TASK GOAL:
Determine which lines of the records include the word "from", and copy them.

Start of DATA SHOWN

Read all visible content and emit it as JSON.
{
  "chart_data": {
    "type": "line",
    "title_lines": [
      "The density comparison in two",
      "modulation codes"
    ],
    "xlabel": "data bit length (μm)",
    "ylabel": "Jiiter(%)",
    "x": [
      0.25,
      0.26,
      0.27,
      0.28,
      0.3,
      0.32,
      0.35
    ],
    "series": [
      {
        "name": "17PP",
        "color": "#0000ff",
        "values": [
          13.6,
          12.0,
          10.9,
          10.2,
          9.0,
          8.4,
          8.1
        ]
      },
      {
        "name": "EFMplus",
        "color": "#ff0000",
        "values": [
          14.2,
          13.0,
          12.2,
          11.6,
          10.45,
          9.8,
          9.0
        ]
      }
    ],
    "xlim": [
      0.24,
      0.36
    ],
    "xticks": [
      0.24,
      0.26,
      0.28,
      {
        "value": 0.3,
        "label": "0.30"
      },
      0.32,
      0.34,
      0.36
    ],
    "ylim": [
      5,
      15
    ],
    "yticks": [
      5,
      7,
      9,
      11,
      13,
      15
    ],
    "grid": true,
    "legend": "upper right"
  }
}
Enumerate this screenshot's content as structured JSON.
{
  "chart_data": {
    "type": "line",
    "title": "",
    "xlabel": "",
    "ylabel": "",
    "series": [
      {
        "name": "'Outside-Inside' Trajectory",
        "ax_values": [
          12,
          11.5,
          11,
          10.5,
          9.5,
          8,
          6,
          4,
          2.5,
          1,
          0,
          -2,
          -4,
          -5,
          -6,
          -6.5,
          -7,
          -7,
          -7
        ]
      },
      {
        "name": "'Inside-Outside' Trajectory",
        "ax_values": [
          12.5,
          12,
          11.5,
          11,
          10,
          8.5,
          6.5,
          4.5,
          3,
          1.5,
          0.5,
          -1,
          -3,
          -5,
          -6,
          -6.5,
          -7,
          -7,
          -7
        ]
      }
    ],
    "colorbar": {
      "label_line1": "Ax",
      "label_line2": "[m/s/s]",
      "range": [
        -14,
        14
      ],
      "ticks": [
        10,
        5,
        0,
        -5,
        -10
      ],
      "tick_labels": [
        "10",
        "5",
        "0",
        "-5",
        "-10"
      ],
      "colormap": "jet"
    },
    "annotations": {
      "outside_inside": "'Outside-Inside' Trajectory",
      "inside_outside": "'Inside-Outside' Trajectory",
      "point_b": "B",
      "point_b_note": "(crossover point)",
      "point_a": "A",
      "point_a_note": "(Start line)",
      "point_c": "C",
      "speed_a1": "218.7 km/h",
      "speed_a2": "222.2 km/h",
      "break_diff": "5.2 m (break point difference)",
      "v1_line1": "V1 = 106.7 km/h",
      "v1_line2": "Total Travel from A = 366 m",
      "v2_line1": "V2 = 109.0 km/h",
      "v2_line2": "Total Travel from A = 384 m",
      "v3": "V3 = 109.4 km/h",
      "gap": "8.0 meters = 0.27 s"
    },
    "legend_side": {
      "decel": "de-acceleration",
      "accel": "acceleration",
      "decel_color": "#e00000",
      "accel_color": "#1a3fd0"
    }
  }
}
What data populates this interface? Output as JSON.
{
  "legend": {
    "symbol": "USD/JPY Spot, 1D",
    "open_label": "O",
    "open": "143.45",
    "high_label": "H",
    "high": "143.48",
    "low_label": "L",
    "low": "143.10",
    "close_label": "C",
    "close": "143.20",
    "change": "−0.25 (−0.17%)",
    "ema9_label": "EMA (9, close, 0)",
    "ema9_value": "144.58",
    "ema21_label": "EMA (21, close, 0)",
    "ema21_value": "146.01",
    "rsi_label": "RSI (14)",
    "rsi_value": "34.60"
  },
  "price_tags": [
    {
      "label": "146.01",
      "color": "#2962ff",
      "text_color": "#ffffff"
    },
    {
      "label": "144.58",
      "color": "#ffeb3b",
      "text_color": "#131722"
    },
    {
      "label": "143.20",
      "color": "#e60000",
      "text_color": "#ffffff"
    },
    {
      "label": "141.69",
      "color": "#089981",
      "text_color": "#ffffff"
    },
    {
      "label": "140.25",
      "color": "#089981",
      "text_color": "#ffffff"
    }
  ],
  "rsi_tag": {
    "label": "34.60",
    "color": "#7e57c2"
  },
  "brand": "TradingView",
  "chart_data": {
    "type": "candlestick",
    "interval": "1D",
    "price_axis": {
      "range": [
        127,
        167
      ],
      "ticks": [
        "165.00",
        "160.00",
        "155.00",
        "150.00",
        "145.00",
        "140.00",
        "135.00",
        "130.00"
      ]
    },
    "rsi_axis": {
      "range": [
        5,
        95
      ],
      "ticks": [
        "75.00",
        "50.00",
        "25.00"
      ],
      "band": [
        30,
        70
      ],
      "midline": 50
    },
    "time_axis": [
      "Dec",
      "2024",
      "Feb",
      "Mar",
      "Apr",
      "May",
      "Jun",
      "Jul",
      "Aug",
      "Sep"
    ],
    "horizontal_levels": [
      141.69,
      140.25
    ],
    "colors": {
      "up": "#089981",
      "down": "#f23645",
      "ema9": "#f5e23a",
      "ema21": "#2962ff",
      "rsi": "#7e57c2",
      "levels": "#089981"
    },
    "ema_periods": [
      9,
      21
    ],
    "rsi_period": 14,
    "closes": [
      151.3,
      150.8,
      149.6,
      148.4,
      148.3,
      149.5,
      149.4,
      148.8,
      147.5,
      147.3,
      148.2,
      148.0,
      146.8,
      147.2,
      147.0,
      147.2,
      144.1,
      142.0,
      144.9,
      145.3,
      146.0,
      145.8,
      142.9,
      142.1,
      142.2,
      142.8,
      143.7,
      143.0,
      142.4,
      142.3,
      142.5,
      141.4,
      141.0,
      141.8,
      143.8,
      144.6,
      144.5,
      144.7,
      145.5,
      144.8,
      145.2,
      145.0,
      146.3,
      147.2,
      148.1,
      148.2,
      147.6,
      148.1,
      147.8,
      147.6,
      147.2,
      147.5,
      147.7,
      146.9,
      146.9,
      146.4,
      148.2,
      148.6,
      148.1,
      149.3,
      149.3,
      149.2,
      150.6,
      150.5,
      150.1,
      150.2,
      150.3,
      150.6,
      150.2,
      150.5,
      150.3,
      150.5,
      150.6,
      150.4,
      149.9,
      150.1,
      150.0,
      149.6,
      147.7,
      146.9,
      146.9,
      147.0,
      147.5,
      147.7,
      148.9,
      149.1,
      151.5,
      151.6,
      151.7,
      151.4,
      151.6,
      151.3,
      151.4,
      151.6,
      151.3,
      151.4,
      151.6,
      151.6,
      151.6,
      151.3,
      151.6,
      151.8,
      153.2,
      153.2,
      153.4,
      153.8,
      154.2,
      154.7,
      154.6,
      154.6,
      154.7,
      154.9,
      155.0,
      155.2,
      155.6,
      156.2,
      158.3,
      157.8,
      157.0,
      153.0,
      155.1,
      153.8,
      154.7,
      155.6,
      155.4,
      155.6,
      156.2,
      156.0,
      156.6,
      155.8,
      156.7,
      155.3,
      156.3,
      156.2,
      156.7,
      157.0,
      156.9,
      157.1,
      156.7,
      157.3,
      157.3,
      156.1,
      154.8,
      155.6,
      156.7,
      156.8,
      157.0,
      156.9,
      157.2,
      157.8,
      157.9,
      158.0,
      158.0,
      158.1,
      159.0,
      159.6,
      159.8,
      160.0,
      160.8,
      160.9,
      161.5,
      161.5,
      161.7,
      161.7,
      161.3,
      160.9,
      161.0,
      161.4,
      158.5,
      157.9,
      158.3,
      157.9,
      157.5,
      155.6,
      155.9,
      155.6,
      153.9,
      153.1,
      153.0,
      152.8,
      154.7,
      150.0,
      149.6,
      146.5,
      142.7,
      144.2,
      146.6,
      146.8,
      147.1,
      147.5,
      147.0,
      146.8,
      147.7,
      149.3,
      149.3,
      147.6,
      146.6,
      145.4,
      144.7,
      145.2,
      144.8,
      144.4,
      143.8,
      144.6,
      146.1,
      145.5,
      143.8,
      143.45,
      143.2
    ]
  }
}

End of DATA SHOWN

COMPLETE RESPONSE:
      "v1_line2": "Total Travel from A = 366 m",
      "v2_line2": "Total Travel from A = 384 m",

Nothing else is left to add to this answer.